* EXERCISE INSTRUCTIONS:
Look for the string "this" in every line, and copy each line that has it.

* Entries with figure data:
-- -- --

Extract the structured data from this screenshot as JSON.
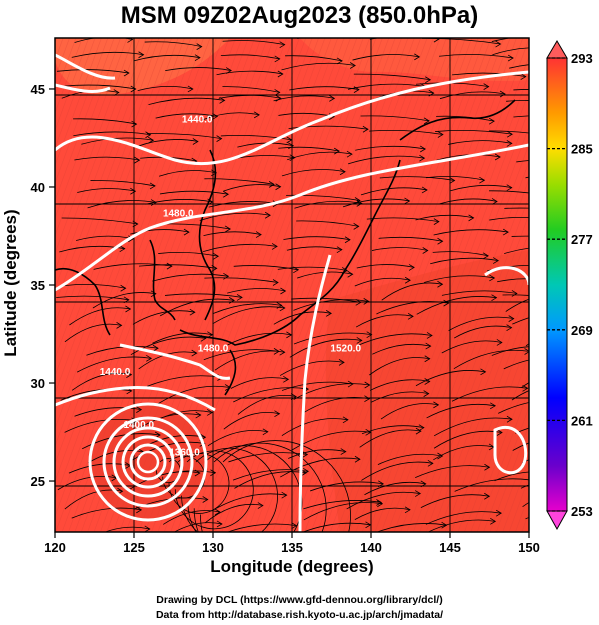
{
  "title": "MSM 09Z02Aug2023 (850.0hPa)",
  "axes": {
    "x_label": "Longitude (degrees)",
    "y_label": "Latitude  (degrees)",
    "x_ticks": [
      "120",
      "125",
      "130",
      "135",
      "140",
      "145",
      "150"
    ],
    "y_ticks": [
      "25",
      "30",
      "35",
      "40",
      "45"
    ],
    "x_range": [
      120,
      150
    ],
    "y_range": [
      22.4,
      47.6
    ]
  },
  "colorbar": {
    "labels": [
      "293",
      "285",
      "277",
      "269",
      "261",
      "253"
    ],
    "range": [
      253,
      293
    ],
    "colors": [
      "#e600cc",
      "#6600cc",
      "#0000ff",
      "#0088ff",
      "#00c8c8",
      "#00cc66",
      "#33cc00",
      "#ccee00",
      "#ffcc00",
      "#ff8800",
      "#ff4400",
      "#ff3333"
    ]
  },
  "field": {
    "dominant_color": "#ff4433",
    "contours": [
      {
        "label": "1440.0",
        "lon": 129.0,
        "lat": 43.3
      },
      {
        "label": "1480.0",
        "lon": 127.8,
        "lat": 38.5
      },
      {
        "label": "1520.0",
        "lon": 138.4,
        "lat": 31.6
      },
      {
        "label": "1480.0",
        "lon": 130.0,
        "lat": 31.6
      },
      {
        "label": "1440.0",
        "lon": 123.8,
        "lat": 30.4
      },
      {
        "label": "1400.0",
        "lon": 125.3,
        "lat": 27.7
      },
      {
        "label": "1360.0",
        "lon": 128.2,
        "lat": 26.3
      }
    ]
  },
  "credits": {
    "line1": "Drawing by DCL (https://www.gfd-dennou.org/library/dcl/)",
    "line2": "Data from http://database.rish.kyoto-u.ac.jp/arch/jmadata/"
  }
}
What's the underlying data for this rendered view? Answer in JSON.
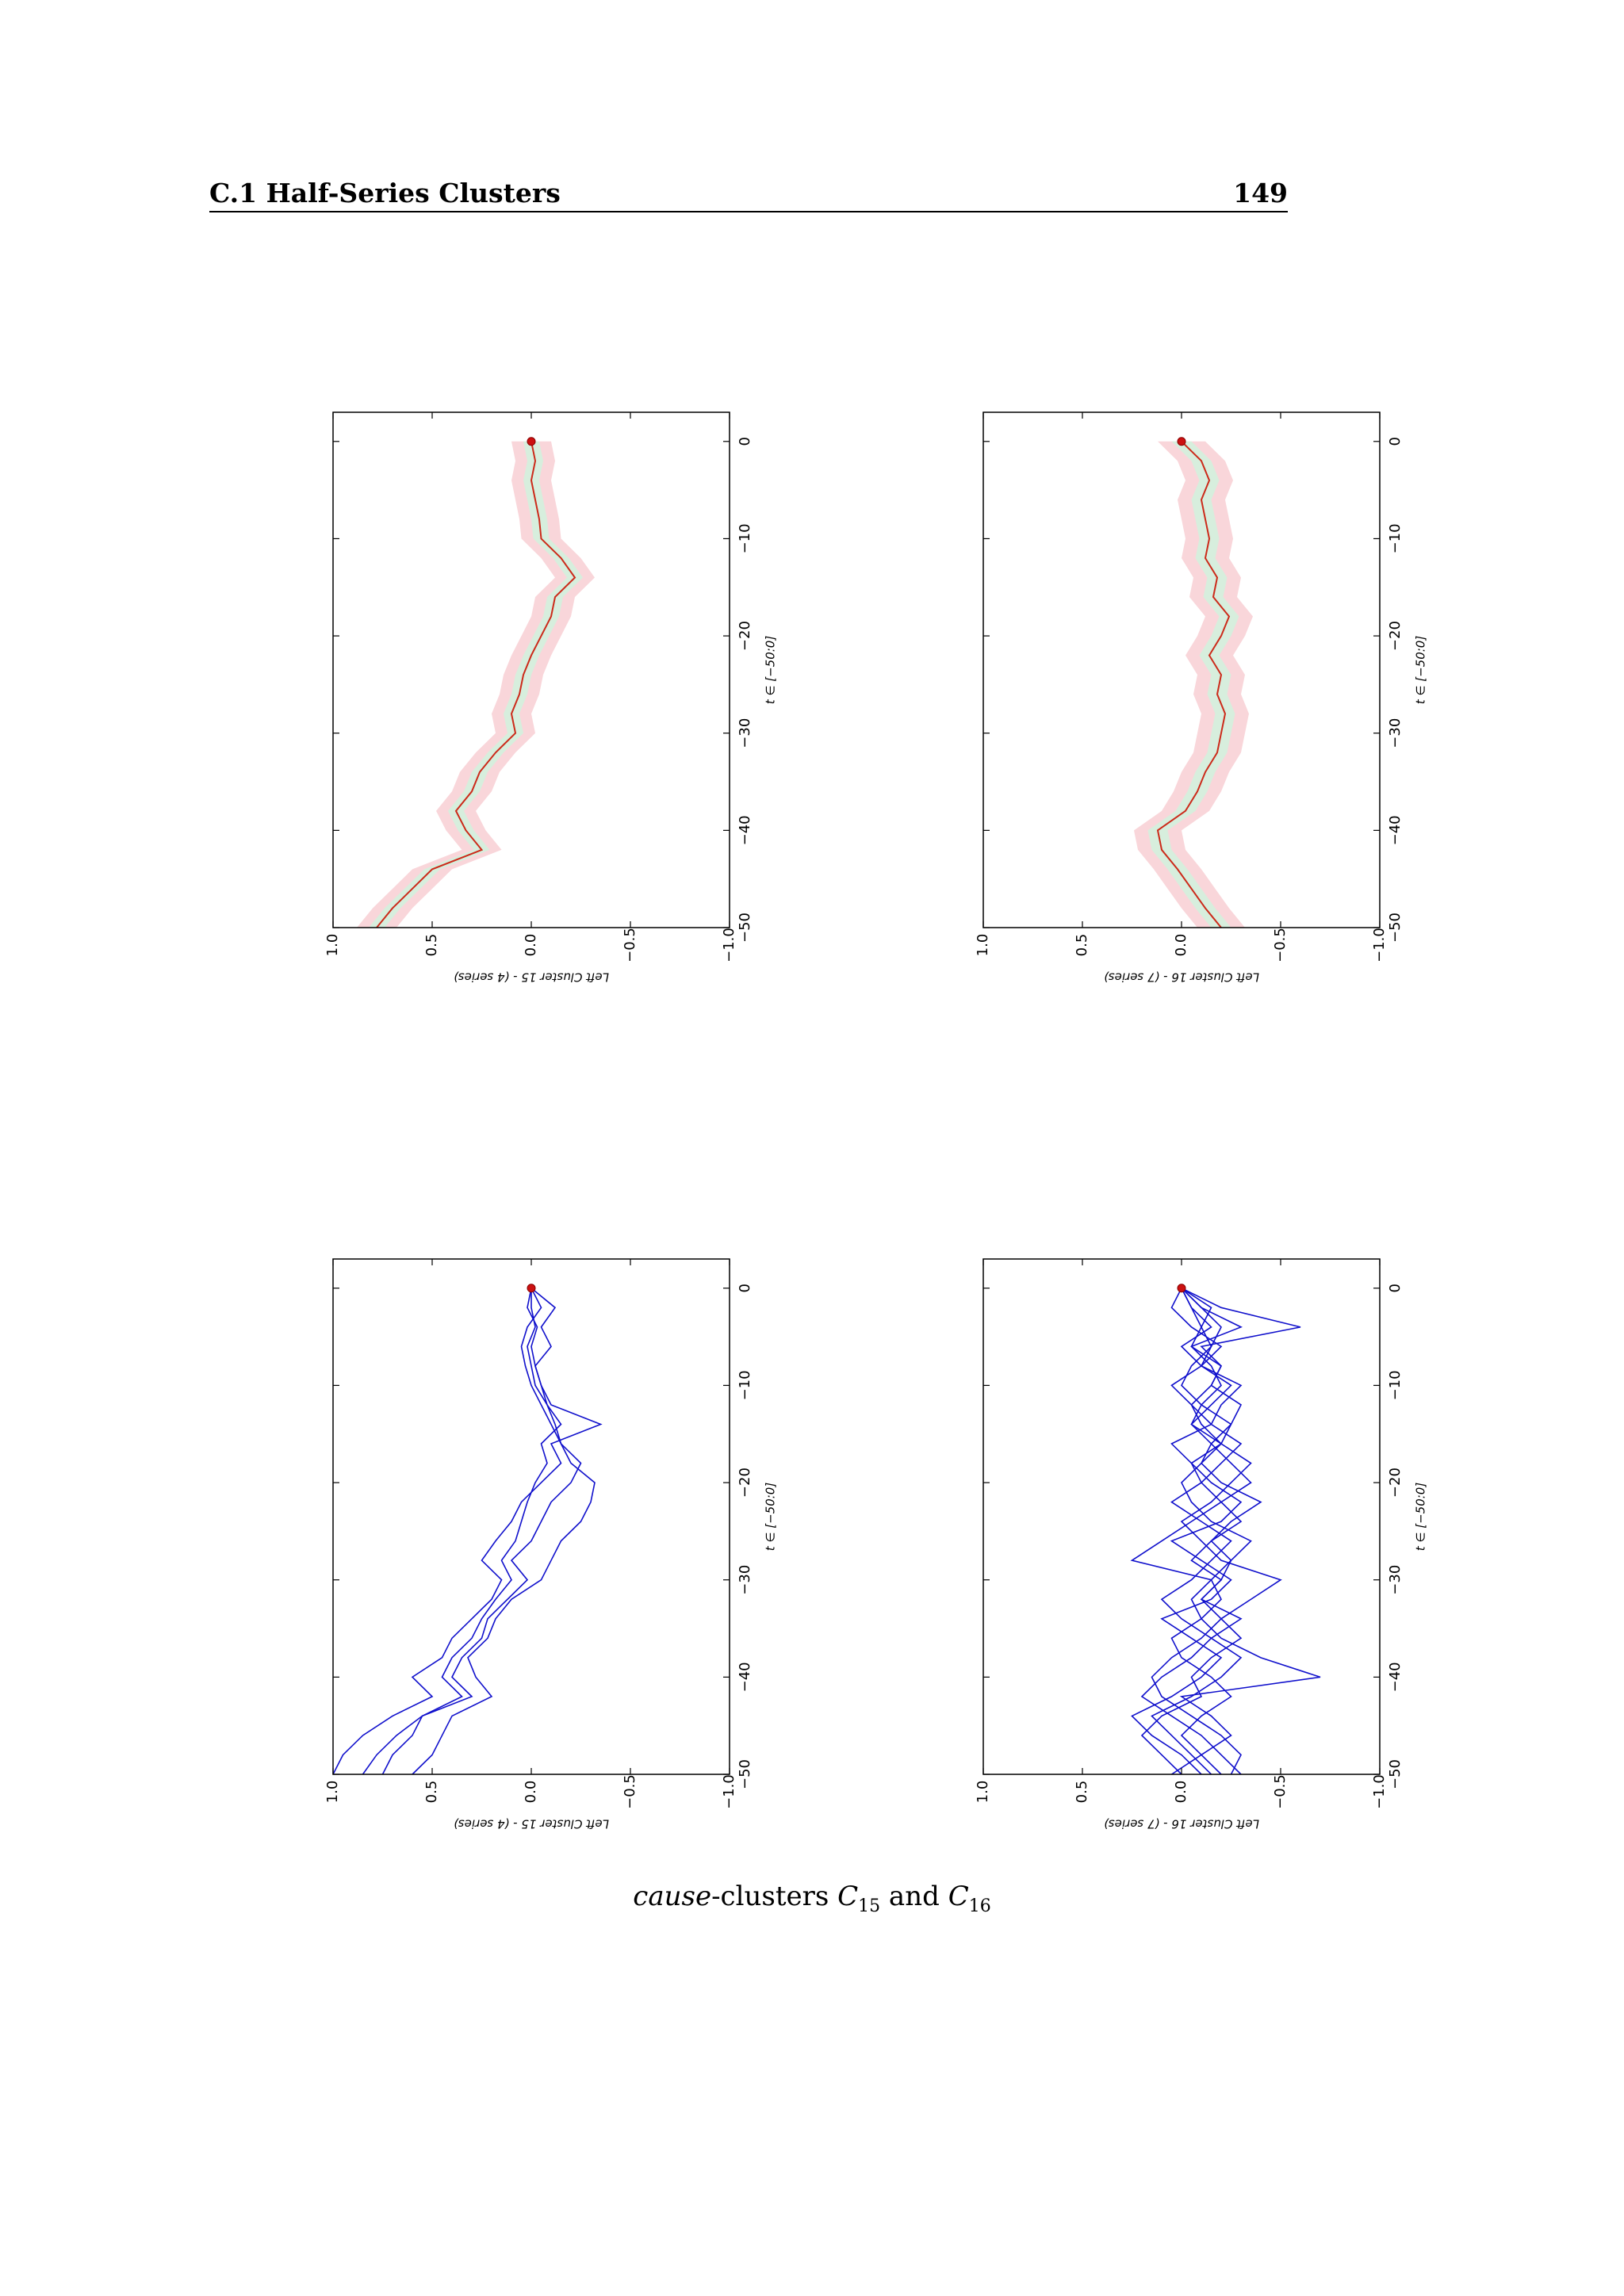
{
  "header": {
    "section_title": "C.1 Half-Series Clusters",
    "page_number": "149"
  },
  "caption": {
    "italic_part": "cause",
    "text_part": "-clusters ",
    "c15_symbol": "C",
    "c15_sub": "15",
    "and_text": " and ",
    "c16_symbol": "C",
    "c16_sub": "16"
  },
  "colors": {
    "series_line": "#1010cc",
    "mean_line": "#cc2a1a",
    "band_outer": "#f9d6da",
    "band_inner": "#d7eedd",
    "end_marker": "#cc1111"
  },
  "chart_data": [
    {
      "type": "area",
      "panel": "top-left",
      "ylabel": "Left Cluster 15 - (4 series)",
      "xlabel": "t ∈ [−50:0]",
      "xlim": [
        -50,
        0
      ],
      "ylim": [
        -1.0,
        1.0
      ],
      "x_ticks": [
        "−50",
        "−40",
        "−30",
        "−20",
        "−10",
        "0"
      ],
      "y_ticks": [
        "1.0",
        "0.5",
        "0.0",
        "−0.5",
        "−1.0"
      ],
      "x": [
        -50,
        -48,
        -46,
        -44,
        -42,
        -40,
        -38,
        -36,
        -34,
        -32,
        -30,
        -28,
        -26,
        -24,
        -22,
        -20,
        -18,
        -16,
        -14,
        -12,
        -10,
        -8,
        -6,
        -4,
        -2,
        0
      ],
      "mean": [
        0.78,
        0.7,
        0.6,
        0.5,
        0.25,
        0.33,
        0.38,
        0.3,
        0.26,
        0.18,
        0.08,
        0.1,
        0.06,
        0.04,
        0.0,
        -0.05,
        -0.1,
        -0.12,
        -0.22,
        -0.15,
        -0.05,
        -0.04,
        -0.02,
        0.0,
        -0.02,
        0.0
      ],
      "inner_band": 0.04,
      "outer_band": 0.1
    },
    {
      "type": "area",
      "panel": "top-right",
      "ylabel": "Left Cluster 16 - (7 series)",
      "xlabel": "t ∈ [−50:0]",
      "xlim": [
        -50,
        0
      ],
      "ylim": [
        -1.0,
        1.0
      ],
      "x_ticks": [
        "−50",
        "−40",
        "−30",
        "−20",
        "−10",
        "0"
      ],
      "y_ticks": [
        "1.0",
        "0.5",
        "0.0",
        "−0.5",
        "−1.0"
      ],
      "x": [
        -50,
        -48,
        -46,
        -44,
        -42,
        -40,
        -38,
        -36,
        -34,
        -32,
        -30,
        -28,
        -26,
        -24,
        -22,
        -20,
        -18,
        -16,
        -14,
        -12,
        -10,
        -8,
        -6,
        -4,
        -2,
        0
      ],
      "mean": [
        -0.2,
        -0.12,
        -0.05,
        0.02,
        0.1,
        0.12,
        -0.02,
        -0.08,
        -0.12,
        -0.18,
        -0.2,
        -0.22,
        -0.18,
        -0.2,
        -0.14,
        -0.2,
        -0.24,
        -0.16,
        -0.18,
        -0.12,
        -0.14,
        -0.12,
        -0.1,
        -0.14,
        -0.1,
        0.0
      ],
      "inner_band": 0.05,
      "outer_band": 0.12
    },
    {
      "type": "line",
      "panel": "bottom-left",
      "ylabel": "Left Cluster 15 - (4 series)",
      "xlabel": "t ∈ [−50:0]",
      "xlim": [
        -50,
        0
      ],
      "ylim": [
        -1.0,
        1.0
      ],
      "x_ticks": [
        "−50",
        "−40",
        "−30",
        "−20",
        "−10",
        "0"
      ],
      "y_ticks": [
        "1.0",
        "0.5",
        "0.0",
        "−0.5",
        "−1.0"
      ],
      "x": [
        -50,
        -48,
        -46,
        -44,
        -42,
        -40,
        -38,
        -36,
        -34,
        -32,
        -30,
        -28,
        -26,
        -24,
        -22,
        -20,
        -18,
        -16,
        -14,
        -12,
        -10,
        -8,
        -6,
        -4,
        -2,
        0
      ],
      "series": [
        {
          "values": [
            1.0,
            0.95,
            0.85,
            0.7,
            0.5,
            0.6,
            0.45,
            0.4,
            0.3,
            0.2,
            0.15,
            0.25,
            0.18,
            0.1,
            0.05,
            -0.05,
            -0.15,
            -0.1,
            -0.35,
            -0.1,
            -0.05,
            -0.02,
            -0.1,
            -0.05,
            -0.12,
            0.0
          ]
        },
        {
          "values": [
            0.75,
            0.7,
            0.6,
            0.55,
            0.3,
            0.4,
            0.35,
            0.25,
            0.22,
            0.12,
            0.02,
            0.1,
            0.0,
            -0.05,
            -0.1,
            -0.2,
            -0.25,
            -0.15,
            -0.1,
            -0.05,
            0.0,
            0.03,
            0.05,
            0.02,
            -0.05,
            0.0
          ]
        },
        {
          "values": [
            0.6,
            0.5,
            0.45,
            0.4,
            0.2,
            0.28,
            0.32,
            0.22,
            0.18,
            0.1,
            -0.05,
            -0.1,
            -0.15,
            -0.25,
            -0.3,
            -0.32,
            -0.2,
            -0.15,
            -0.12,
            -0.08,
            -0.05,
            -0.02,
            0.0,
            -0.03,
            0.02,
            0.0
          ]
        },
        {
          "values": [
            0.85,
            0.78,
            0.68,
            0.55,
            0.35,
            0.45,
            0.4,
            0.3,
            0.25,
            0.18,
            0.1,
            0.15,
            0.08,
            0.05,
            0.02,
            -0.02,
            -0.08,
            -0.05,
            -0.15,
            -0.08,
            -0.02,
            0.0,
            0.02,
            -0.02,
            0.0,
            0.0
          ]
        }
      ]
    },
    {
      "type": "line",
      "panel": "bottom-right",
      "ylabel": "Left Cluster 16 - (7 series)",
      "xlabel": "t ∈ [−50:0]",
      "xlim": [
        -50,
        0
      ],
      "ylim": [
        -1.0,
        1.0
      ],
      "x_ticks": [
        "−50",
        "−40",
        "−30",
        "−20",
        "−10",
        "0"
      ],
      "y_ticks": [
        "1.0",
        "0.5",
        "0.0",
        "−0.5",
        "−1.0"
      ],
      "x": [
        -50,
        -48,
        -46,
        -44,
        -42,
        -40,
        -38,
        -36,
        -34,
        -32,
        -30,
        -28,
        -26,
        -24,
        -22,
        -20,
        -18,
        -16,
        -14,
        -12,
        -10,
        -8,
        -6,
        -4,
        -2,
        0
      ],
      "series": [
        {
          "values": [
            -0.3,
            -0.2,
            -0.1,
            0.05,
            0.2,
            0.1,
            -0.05,
            -0.15,
            -0.3,
            -0.1,
            -0.2,
            -0.25,
            -0.15,
            -0.3,
            -0.2,
            -0.35,
            -0.25,
            -0.15,
            -0.05,
            -0.1,
            -0.2,
            -0.15,
            -0.05,
            -0.3,
            -0.1,
            0.0
          ]
        },
        {
          "values": [
            -0.1,
            0.0,
            0.15,
            0.25,
            0.05,
            -0.1,
            -0.2,
            -0.05,
            0.1,
            -0.15,
            -0.25,
            -0.1,
            0.05,
            -0.2,
            -0.3,
            -0.15,
            -0.05,
            -0.2,
            -0.25,
            -0.1,
            0.0,
            -0.05,
            -0.15,
            -0.1,
            -0.05,
            0.0
          ]
        },
        {
          "values": [
            0.05,
            -0.1,
            -0.25,
            -0.15,
            0.0,
            -0.7,
            -0.4,
            -0.2,
            -0.1,
            -0.05,
            -0.15,
            0.25,
            0.1,
            -0.05,
            -0.2,
            -0.1,
            -0.05,
            0.05,
            -0.15,
            -0.2,
            -0.3,
            -0.1,
            0.0,
            -0.15,
            -0.05,
            0.0
          ]
        },
        {
          "values": [
            -0.25,
            -0.3,
            -0.2,
            -0.05,
            0.1,
            0.15,
            0.05,
            -0.1,
            -0.2,
            -0.35,
            -0.5,
            -0.2,
            -0.1,
            0.0,
            -0.15,
            -0.25,
            -0.35,
            -0.2,
            -0.1,
            -0.05,
            -0.15,
            -0.2,
            -0.1,
            -0.6,
            -0.2,
            0.0
          ]
        },
        {
          "values": [
            -0.15,
            -0.05,
            0.05,
            0.15,
            -0.05,
            -0.2,
            -0.3,
            -0.15,
            0.0,
            0.1,
            -0.05,
            -0.15,
            -0.25,
            -0.1,
            0.05,
            -0.1,
            -0.2,
            -0.3,
            -0.15,
            -0.05,
            0.05,
            -0.1,
            -0.2,
            -0.05,
            0.05,
            0.0
          ]
        },
        {
          "values": [
            0.0,
            0.1,
            0.2,
            0.1,
            -0.1,
            -0.05,
            -0.15,
            -0.3,
            -0.2,
            -0.1,
            -0.2,
            -0.05,
            -0.15,
            -0.25,
            -0.4,
            -0.2,
            -0.1,
            -0.15,
            -0.25,
            -0.3,
            -0.15,
            -0.2,
            -0.05,
            -0.1,
            -0.15,
            0.0
          ]
        },
        {
          "values": [
            -0.2,
            -0.1,
            0.0,
            -0.1,
            -0.25,
            -0.15,
            0.0,
            0.05,
            -0.1,
            -0.2,
            -0.15,
            -0.25,
            -0.35,
            -0.15,
            -0.05,
            0.0,
            -0.1,
            -0.2,
            -0.05,
            -0.15,
            -0.25,
            -0.1,
            -0.15,
            -0.2,
            -0.1,
            0.0
          ]
        }
      ]
    }
  ]
}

-- -- --

* SOLUTION TO THE PROBLEM:
Extract the structured data from this screenshot as JSON.
What's the underlying data for this rendered view? Answer in JSON.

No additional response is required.